Task objective »
Resume the study methods text on the pulmonary artery-to-aorta (PA-A) ratio, picking up after its last sentence.

Document segment »
--------------------------------------------------

Based on a previous method, vascular measurements were taken on CT scans by an investigator who was unaware of the participant’s clinical characteristics (8). The PA-A ratio measurements were made from axial CT images on inspiration using digital imaging and communications in medicine (DICOM) software (OsiriX DICOM Viewer, ver. 4.0). A radiologist analyzed the CT images and used the same image to measure the diameters of the main pulmonary artery at the level of its bifurcation and the ascending aorta. The interpreter was blinded to the clinical information. Follow-up CT scans were performed 1 year later in a subset of the cohort.

Statistical analysis

Univariate and multivariate linear regression analyses were used to investigate factors associated with the PA-A ratio. The selected independent variables were age, sex, body mass index, total CAT score, pack-years of cigarette smoking, pre- and post-bronchodilator FEV1 (% of predicted), 1-year change in FEV1 (liter), history of exacerbations in previous year, and quantitative CT measurements (emphysema index and airway thickening, V950 and WA%). The significant variables in the univariate analysis were used in multivariate analysis. The SAS ver. 9.2 (SAS Institute, Cary, NC, USA) and SPSS ver. 15 (SPSS Inc., Chicago, IL, USA) statistical packages were used for the data analysis. A P value <0.05 was considered significant.

--------------------------------------------------

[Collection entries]
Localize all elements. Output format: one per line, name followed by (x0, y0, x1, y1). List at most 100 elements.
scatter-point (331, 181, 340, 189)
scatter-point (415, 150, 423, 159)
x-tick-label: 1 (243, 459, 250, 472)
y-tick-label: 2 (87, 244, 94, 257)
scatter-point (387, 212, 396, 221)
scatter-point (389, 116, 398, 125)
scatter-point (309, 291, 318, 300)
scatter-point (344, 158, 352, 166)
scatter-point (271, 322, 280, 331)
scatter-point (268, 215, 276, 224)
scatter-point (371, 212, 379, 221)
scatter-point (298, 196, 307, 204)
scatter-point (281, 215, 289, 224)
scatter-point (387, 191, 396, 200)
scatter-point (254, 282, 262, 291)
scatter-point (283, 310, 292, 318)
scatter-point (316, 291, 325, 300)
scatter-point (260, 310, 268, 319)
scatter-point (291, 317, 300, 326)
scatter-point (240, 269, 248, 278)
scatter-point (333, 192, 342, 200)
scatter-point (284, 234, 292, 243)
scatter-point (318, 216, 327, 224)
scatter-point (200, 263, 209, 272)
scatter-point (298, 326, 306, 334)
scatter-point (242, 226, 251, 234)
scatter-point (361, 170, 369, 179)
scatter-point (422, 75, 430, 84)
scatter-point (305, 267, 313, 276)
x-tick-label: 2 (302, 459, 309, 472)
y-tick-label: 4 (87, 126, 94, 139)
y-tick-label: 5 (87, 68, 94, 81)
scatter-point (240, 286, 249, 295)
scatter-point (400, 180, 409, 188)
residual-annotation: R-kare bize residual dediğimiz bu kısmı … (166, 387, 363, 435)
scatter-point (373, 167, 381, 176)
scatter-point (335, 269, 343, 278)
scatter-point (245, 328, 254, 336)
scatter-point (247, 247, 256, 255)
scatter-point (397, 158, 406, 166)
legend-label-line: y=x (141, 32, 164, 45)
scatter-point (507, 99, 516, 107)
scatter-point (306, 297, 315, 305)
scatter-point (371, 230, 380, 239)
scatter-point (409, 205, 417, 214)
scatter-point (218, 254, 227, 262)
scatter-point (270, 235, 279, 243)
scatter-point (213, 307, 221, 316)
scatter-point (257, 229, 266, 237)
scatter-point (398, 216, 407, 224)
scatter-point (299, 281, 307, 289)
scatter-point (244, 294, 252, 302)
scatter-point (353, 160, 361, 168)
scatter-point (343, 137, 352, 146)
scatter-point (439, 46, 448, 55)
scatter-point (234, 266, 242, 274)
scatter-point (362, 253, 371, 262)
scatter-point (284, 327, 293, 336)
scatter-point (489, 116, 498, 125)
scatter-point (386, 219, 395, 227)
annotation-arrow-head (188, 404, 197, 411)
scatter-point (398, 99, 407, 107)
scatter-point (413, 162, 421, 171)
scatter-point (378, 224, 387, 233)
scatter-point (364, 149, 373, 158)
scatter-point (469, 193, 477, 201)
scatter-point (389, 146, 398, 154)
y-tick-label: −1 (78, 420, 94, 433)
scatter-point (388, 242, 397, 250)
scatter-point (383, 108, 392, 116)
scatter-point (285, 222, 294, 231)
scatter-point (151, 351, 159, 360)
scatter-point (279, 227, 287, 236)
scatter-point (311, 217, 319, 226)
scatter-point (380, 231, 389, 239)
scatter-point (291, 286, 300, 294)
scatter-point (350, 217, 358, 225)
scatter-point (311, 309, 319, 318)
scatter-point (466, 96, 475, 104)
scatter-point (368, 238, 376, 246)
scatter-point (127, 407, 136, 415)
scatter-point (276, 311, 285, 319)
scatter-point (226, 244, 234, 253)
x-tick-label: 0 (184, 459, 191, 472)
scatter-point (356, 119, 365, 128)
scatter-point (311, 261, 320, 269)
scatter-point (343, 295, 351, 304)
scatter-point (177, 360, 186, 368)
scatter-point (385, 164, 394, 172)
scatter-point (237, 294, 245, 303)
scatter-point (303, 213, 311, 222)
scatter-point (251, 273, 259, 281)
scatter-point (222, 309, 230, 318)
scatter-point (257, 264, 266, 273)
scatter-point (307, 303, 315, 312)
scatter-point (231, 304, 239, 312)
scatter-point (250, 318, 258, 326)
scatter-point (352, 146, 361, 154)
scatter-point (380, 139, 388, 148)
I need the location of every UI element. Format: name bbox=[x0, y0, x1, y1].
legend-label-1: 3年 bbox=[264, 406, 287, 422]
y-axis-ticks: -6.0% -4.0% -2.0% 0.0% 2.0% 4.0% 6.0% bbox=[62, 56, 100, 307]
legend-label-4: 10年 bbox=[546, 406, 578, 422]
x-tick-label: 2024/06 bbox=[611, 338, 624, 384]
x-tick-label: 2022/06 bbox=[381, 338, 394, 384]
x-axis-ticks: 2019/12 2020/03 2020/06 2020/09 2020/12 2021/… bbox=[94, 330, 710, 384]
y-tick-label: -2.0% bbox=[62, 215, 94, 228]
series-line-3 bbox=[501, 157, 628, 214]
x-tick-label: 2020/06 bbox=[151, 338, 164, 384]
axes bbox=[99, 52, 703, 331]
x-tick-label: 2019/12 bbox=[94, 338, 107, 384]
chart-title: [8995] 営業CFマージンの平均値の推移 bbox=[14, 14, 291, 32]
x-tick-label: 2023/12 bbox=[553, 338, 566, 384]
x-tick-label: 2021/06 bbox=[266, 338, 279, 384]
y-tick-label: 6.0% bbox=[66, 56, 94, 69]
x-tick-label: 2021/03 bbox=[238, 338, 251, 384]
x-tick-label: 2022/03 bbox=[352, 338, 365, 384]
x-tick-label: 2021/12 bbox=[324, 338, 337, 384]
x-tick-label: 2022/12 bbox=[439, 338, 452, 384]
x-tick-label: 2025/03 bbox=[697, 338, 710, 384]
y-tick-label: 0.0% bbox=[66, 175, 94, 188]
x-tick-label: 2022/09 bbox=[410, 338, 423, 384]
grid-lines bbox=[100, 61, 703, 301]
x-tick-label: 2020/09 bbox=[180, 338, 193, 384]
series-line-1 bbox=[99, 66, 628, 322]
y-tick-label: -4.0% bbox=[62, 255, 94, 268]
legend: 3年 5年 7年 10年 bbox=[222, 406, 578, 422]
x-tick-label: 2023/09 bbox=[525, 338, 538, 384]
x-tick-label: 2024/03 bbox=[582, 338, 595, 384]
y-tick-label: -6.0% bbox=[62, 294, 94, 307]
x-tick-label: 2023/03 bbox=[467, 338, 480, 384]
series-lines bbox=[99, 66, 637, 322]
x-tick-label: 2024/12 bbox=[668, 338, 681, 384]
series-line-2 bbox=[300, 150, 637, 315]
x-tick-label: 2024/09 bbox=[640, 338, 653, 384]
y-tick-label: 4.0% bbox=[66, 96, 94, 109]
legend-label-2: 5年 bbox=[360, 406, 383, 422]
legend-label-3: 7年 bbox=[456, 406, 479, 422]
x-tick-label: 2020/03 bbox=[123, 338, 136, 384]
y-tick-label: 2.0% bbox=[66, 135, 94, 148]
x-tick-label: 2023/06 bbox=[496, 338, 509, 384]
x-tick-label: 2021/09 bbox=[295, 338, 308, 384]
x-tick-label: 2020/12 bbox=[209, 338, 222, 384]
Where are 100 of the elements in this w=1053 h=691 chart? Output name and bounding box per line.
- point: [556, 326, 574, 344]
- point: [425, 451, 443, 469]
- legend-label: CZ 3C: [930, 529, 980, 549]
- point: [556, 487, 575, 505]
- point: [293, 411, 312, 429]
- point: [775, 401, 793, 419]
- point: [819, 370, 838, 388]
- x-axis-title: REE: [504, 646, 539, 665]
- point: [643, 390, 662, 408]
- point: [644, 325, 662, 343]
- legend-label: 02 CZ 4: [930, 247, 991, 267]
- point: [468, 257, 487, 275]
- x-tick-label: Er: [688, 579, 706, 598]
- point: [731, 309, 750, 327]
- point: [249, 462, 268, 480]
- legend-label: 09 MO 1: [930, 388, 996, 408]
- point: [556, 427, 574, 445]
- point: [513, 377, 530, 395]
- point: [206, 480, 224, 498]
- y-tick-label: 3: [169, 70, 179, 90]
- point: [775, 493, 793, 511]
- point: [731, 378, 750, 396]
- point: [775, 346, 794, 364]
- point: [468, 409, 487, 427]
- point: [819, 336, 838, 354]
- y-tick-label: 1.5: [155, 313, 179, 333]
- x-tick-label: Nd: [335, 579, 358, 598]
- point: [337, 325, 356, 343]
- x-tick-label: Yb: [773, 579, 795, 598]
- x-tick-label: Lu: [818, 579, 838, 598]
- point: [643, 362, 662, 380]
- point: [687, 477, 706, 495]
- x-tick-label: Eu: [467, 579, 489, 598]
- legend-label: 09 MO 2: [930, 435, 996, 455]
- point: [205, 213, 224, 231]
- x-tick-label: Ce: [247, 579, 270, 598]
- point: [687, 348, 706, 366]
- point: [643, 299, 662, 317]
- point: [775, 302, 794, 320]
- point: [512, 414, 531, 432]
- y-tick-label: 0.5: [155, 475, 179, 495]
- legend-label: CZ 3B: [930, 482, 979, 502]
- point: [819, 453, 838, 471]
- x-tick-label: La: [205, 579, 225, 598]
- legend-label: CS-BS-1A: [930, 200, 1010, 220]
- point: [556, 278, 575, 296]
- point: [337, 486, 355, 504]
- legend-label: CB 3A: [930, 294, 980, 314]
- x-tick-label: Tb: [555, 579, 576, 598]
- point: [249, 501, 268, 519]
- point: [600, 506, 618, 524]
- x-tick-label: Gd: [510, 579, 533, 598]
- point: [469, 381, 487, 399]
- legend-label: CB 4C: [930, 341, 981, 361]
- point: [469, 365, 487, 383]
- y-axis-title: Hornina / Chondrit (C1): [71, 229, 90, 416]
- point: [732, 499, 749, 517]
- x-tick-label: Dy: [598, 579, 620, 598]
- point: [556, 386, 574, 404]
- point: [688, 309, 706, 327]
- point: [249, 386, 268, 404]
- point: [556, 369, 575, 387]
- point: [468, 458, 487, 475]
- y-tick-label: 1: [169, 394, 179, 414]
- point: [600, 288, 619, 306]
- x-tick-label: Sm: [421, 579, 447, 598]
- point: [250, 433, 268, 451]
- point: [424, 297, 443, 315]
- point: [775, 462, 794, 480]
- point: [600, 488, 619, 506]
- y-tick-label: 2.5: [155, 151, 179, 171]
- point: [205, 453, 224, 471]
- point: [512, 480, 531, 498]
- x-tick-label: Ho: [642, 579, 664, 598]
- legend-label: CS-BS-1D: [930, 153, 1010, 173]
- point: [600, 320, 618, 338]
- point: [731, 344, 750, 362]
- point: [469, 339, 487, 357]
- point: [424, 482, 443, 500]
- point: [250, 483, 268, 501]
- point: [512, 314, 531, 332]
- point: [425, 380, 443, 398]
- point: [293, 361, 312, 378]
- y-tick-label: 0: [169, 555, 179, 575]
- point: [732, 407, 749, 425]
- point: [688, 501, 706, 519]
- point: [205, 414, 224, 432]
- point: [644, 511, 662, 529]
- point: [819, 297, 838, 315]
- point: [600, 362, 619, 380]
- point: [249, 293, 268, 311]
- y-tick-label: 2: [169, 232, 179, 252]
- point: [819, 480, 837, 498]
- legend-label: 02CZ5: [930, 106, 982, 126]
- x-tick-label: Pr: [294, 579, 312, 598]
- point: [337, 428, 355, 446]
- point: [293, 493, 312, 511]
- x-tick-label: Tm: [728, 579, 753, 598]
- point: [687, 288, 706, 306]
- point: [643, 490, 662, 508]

--------------------------------------------------

Reply »
Results

Mean patient age was 73.3 (standard deviation, 6.6) years. Smoking history averaged 25.6 (18.3) pack-years. Post-bronchodilator FEV1 averaged 83% (17.8%) of predicted value. Men comprised 73.3% of the patients. The mean PA-A ratio was 0.78 (0.11) (Table 1). The histogram of PA-A ratio was showed on Figure 1. Among the 131 patients, 69 patients had mild COPD and 62 patients had moderate COPD.

Table 1
Table 1 Baseline characteristics of the patients with chronic obstructive pulmonary disease (N=131)
Full table
Figure 1 Distribution of relative pulmonary artery enlargement to aortic ratio (PA-A ratio). PA-A ratio, pulmonary artery diameter/aorta diameter.

The univariate linear regression analysis revealed that CAT, pre- and post-bronchodilator FEV1, and history of exacerbations in the last year were associated with the PA-A ratio (Figure 2, Table 2). The multivariate linear regression analysis revealed that post-bronchodilator FEV1 (% of predicted) were independently correlated with the PA-A ratio (P=0.01) (Table 3).

Figure 2 Clinical parameters significantly correlated with the relative pulmonary artery enlargement to aortic ratio (PA-A ratio) by linear regression analysis in 131 patients with mild to moderated chronic obstructive pulmonary disease. PA-A ratio, pulmonary artery diameter/aorta diameter; CAT total, total score of chronic obstructive pulmonary disease assessment test; post FEV1 (%), post-bronchodilator forced expiratory volume in 1 sec % of predicted value.
Table 2
Table 2 Clinical parameters correlated with the relative pulmonary artery enlargement to aortic ratio (PA-A ratio) by linear regression analysis in 131 patients with mild to moderate chronic obstructive pulmonary disease (univariate analysis)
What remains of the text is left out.